-- Recorded information start --

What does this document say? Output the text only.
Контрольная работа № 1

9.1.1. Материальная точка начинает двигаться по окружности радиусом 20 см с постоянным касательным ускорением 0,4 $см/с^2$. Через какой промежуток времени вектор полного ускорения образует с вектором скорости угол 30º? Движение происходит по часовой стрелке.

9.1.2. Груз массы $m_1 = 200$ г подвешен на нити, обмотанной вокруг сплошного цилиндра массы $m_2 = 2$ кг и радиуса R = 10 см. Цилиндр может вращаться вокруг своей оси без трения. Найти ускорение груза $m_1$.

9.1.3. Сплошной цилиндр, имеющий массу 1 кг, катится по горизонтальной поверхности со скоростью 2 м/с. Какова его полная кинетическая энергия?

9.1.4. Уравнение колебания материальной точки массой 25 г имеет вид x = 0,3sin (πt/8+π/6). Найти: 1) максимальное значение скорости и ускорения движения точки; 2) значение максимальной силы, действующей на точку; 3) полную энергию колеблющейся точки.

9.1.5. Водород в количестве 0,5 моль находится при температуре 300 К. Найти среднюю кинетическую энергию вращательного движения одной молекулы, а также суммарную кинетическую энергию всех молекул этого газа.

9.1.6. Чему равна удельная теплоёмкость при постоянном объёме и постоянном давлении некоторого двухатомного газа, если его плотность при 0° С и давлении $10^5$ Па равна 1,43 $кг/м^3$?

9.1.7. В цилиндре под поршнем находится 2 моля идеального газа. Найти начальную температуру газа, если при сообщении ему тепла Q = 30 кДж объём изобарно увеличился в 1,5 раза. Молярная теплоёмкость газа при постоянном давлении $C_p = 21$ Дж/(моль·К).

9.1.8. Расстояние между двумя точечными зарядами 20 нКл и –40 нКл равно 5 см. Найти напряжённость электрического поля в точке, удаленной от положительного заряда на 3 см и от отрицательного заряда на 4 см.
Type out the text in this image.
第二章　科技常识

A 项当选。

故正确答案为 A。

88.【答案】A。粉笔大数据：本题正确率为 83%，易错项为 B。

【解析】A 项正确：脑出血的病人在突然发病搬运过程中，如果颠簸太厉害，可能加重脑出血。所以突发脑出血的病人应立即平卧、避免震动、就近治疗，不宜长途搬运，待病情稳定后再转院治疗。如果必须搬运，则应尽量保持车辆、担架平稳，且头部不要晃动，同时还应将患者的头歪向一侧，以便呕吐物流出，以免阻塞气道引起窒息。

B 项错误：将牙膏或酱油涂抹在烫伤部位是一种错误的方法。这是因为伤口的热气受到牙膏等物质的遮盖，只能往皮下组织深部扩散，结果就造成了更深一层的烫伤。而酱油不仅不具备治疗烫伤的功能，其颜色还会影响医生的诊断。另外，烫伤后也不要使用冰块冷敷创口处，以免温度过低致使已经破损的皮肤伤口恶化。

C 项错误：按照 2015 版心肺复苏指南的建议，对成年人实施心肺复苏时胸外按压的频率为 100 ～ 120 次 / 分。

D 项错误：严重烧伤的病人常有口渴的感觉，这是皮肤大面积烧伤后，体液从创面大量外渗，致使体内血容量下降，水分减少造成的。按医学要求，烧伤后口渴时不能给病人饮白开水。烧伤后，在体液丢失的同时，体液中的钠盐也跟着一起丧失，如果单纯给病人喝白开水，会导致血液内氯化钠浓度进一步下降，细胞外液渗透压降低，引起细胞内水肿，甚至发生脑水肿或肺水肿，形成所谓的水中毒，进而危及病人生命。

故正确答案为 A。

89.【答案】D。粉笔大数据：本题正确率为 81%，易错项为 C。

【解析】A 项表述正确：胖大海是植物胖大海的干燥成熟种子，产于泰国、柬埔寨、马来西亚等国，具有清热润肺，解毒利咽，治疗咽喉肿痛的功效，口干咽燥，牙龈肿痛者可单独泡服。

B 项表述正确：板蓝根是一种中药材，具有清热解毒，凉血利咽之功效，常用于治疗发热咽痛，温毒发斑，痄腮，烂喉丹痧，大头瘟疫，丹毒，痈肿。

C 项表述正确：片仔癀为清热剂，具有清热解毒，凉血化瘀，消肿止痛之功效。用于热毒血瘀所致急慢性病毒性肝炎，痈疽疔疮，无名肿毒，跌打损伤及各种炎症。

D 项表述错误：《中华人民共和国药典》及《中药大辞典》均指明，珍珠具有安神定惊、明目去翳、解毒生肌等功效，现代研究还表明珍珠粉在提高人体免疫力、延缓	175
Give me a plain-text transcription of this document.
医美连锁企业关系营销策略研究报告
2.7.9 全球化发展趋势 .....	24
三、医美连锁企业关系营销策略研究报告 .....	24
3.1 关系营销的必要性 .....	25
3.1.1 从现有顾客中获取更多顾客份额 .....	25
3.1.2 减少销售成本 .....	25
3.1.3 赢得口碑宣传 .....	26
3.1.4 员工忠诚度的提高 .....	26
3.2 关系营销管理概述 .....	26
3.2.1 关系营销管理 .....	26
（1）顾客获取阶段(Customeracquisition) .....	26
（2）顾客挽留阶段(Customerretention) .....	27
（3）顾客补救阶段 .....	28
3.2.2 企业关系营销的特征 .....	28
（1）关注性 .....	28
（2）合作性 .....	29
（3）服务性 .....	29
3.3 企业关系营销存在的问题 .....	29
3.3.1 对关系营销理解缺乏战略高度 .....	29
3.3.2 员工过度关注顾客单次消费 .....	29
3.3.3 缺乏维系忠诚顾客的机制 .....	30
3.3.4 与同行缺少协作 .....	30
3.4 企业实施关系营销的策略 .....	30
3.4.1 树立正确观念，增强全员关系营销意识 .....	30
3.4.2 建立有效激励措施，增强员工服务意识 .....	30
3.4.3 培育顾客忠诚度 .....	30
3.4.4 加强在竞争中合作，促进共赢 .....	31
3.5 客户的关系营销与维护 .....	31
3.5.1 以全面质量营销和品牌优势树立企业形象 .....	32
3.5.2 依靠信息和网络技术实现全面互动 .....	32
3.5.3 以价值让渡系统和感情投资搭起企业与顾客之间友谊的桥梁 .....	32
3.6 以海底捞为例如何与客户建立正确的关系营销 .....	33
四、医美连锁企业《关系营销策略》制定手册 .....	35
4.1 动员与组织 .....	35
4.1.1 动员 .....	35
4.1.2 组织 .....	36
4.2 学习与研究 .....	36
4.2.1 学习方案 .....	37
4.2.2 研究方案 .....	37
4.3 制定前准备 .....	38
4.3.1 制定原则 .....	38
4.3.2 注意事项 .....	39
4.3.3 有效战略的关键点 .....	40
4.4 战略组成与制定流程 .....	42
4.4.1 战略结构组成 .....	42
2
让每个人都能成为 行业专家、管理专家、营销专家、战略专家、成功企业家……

-- Recorded information end --

Objective:
Repeat every record exactly as written, please.

Correct response:
What does this document say? Output the text only.
Контрольная работа № 1

9.1.1. Материальная точка начинает двигаться по окружности радиусом 20 см с постоянным касательным ускорением 0,4 $см/с^2$. Через какой промежуток времени вектор полного ускорения образует с вектором скорости угол 30º? Движение происходит по часовой стрелке.

9.1.2. Груз массы $m_1 = 200$ г подвешен на нити, обмотанной вокруг сплошного цилиндра массы $m_2 = 2$ кг и радиуса R = 10 см. Цилиндр может вращаться вокруг своей оси без трения. Найти ускорение груза $m_1$.

9.1.3. Сплошной цилиндр, имеющий массу 1 кг, катится по горизонтальной поверхности со скоростью 2 м/с. Какова его полная кинетическая энергия?

9.1.4. Уравнение колебания материальной точки массой 25 г имеет вид x = 0,3sin (πt/8+π/6). Найти: 1) максимальное значение скорости и ускорения движения точки; 2) значение максимальной силы, действующей на точку; 3) полную энергию колеблющейся точки.

9.1.5. Водород в количестве 0,5 моль находится при температуре 300 К. Найти среднюю кинетическую энергию вращательного движения одной молекулы, а также суммарную кинетическую энергию всех молекул этого газа.

9.1.6. Чему равна удельная теплоёмкость при постоянном объёме и постоянном давлении некоторого двухатомного газа, если его плотность при 0° С и давлении $10^5$ Па равна 1,43 $кг/м^3$?

9.1.7. В цилиндре под поршнем находится 2 моля идеального газа. Найти начальную температуру газа, если при сообщении ему тепла Q = 30 кДж объём изобарно увеличился в 1,5 раза. Молярная теплоёмкость газа при постоянном давлении $C_p = 21$ Дж/(моль·К).

9.1.8. Расстояние между двумя точечными зарядами 20 нКл и –40 нКл равно 5 см. Найти напряжённость электрического поля в точке, удаленной от положительного заряда на 3 см и от отрицательного заряда на 4 см.
Type out the text in this image.
第二章　科技常识

A 项当选。

故正确答案为 A。

88.【答案】A。粉笔大数据：本题正确率为 83%，易错项为 B。

【解析】A 项正确：脑出血的病人在突然发病搬运过程中，如果颠簸太厉害，可能加重脑出血。所以突发脑出血的病人应立即平卧、避免震动、就近治疗，不宜长途搬运，待病情稳定后再转院治疗。如果必须搬运，则应尽量保持车辆、担架平稳，且头部不要晃动，同时还应将患者的头歪向一侧，以便呕吐物流出，以免阻塞气道引起窒息。

B 项错误：将牙膏或酱油涂抹在烫伤部位是一种错误的方法。这是因为伤口的热气受到牙膏等物质的遮盖，只能往皮下组织深部扩散，结果就造成了更深一层的烫伤。而酱油不仅不具备治疗烫伤的功能，其颜色还会影响医生的诊断。另外，烫伤后也不要使用冰块冷敷创口处，以免温度过低致使已经破损的皮肤伤口恶化。

C 项错误：按照 2015 版心肺复苏指南的建议，对成年人实施心肺复苏时胸外按压的频率为 100 ～ 120 次 / 分。

D 项错误：严重烧伤的病人常有口渴的感觉，这是皮肤大面积烧伤后，体液从创面大量外渗，致使体内血容量下降，水分减少造成的。按医学要求，烧伤后口渴时不能给病人饮白开水。烧伤后，在体液丢失的同时，体液中的钠盐也跟着一起丧失，如果单纯给病人喝白开水，会导致血液内氯化钠浓度进一步下降，细胞外液渗透压降低，引起细胞内水肿，甚至发生脑水肿或肺水肿，形成所谓的水中毒，进而危及病人生命。

故正确答案为 A。

89.【答案】D。粉笔大数据：本题正确率为 81%，易错项为 C。

【解析】A 项表述正确：胖大海是植物胖大海的干燥成熟种子，产于泰国、柬埔寨、马来西亚等国，具有清热润肺，解毒利咽，治疗咽喉肿痛的功效，口干咽燥，牙龈肿痛者可单独泡服。

B 项表述正确：板蓝根是一种中药材，具有清热解毒，凉血利咽之功效，常用于治疗发热咽痛，温毒发斑，痄腮，烂喉丹痧，大头瘟疫，丹毒，痈肿。

C 项表述正确：片仔癀为清热剂，具有清热解毒，凉血化瘀，消肿止痛之功效。用于热毒血瘀所致急慢性病毒性肝炎，痈疽疔疮，无名肿毒，跌打损伤及各种炎症。

D 项表述错误：《中华人民共和国药典》及《中药大辞典》均指明，珍珠具有安神定惊、明目去翳、解毒生肌等功效，现代研究还表明珍珠粉在提高人体免疫力、延缓	175
Give me a plain-text transcription of this document.
医美连锁企业关系营销策略研究报告
2.7.9 全球化发展趋势 .....	24
三、医美连锁企业关系营销策略研究报告 .....	24
3.1 关系营销的必要性 .....	25
3.1.1 从现有顾客中获取更多顾客份额 .....	25
3.1.2 减少销售成本 .....	25
3.1.3 赢得口碑宣传 .....	26
3.1.4 员工忠诚度的提高 .....	26
3.2 关系营销管理概述 .....	26
3.2.1 关系营销管理 .....	26
（1）顾客获取阶段(Customeracquisition) .....	26
（2）顾客挽留阶段(Customerretention) .....	27
（3）顾客补救阶段 .....	28
3.2.2 企业关系营销的特征 .....	28
（1）关注性 .....	28
（2）合作性 .....	29
（3）服务性 .....	29
3.3 企业关系营销存在的问题 .....	29
3.3.1 对关系营销理解缺乏战略高度 .....	29
3.3.2 员工过度关注顾客单次消费 .....	29
3.3.3 缺乏维系忠诚顾客的机制 .....	30
3.3.4 与同行缺少协作 .....	30
3.4 企业实施关系营销的策略 .....	30
3.4.1 树立正确观念，增强全员关系营销意识 .....	30
3.4.2 建立有效激励措施，增强员工服务意识 .....	30
3.4.3 培育顾客忠诚度 .....	30
3.4.4 加强在竞争中合作，促进共赢 .....	31
3.5 客户的关系营销与维护 .....	31
3.5.1 以全面质量营销和品牌优势树立企业形象 .....	32
3.5.2 依靠信息和网络技术实现全面互动 .....	32
3.5.3 以价值让渡系统和感情投资搭起企业与顾客之间友谊的桥梁 .....	32
3.6 以海底捞为例如何与客户建立正确的关系营销 .....	33
四、医美连锁企业《关系营销策略》制定手册 .....	35
4.1 动员与组织 .....	35
4.1.1 动员 .....	35
4.1.2 组织 .....	36
4.2 学习与研究 .....	36
4.2.1 学习方案 .....	37
4.2.2 研究方案 .....	37
4.3 制定前准备 .....	38
4.3.1 制定原则 .....	38
4.3.2 注意事项 .....	39
4.3.3 有效战略的关键点 .....	40
4.4 战略组成与制定流程 .....	42
4.4.1 战略结构组成 .....	42
2
让每个人都能成为 行业专家、管理专家、营销专家、战略专家、成功企业家……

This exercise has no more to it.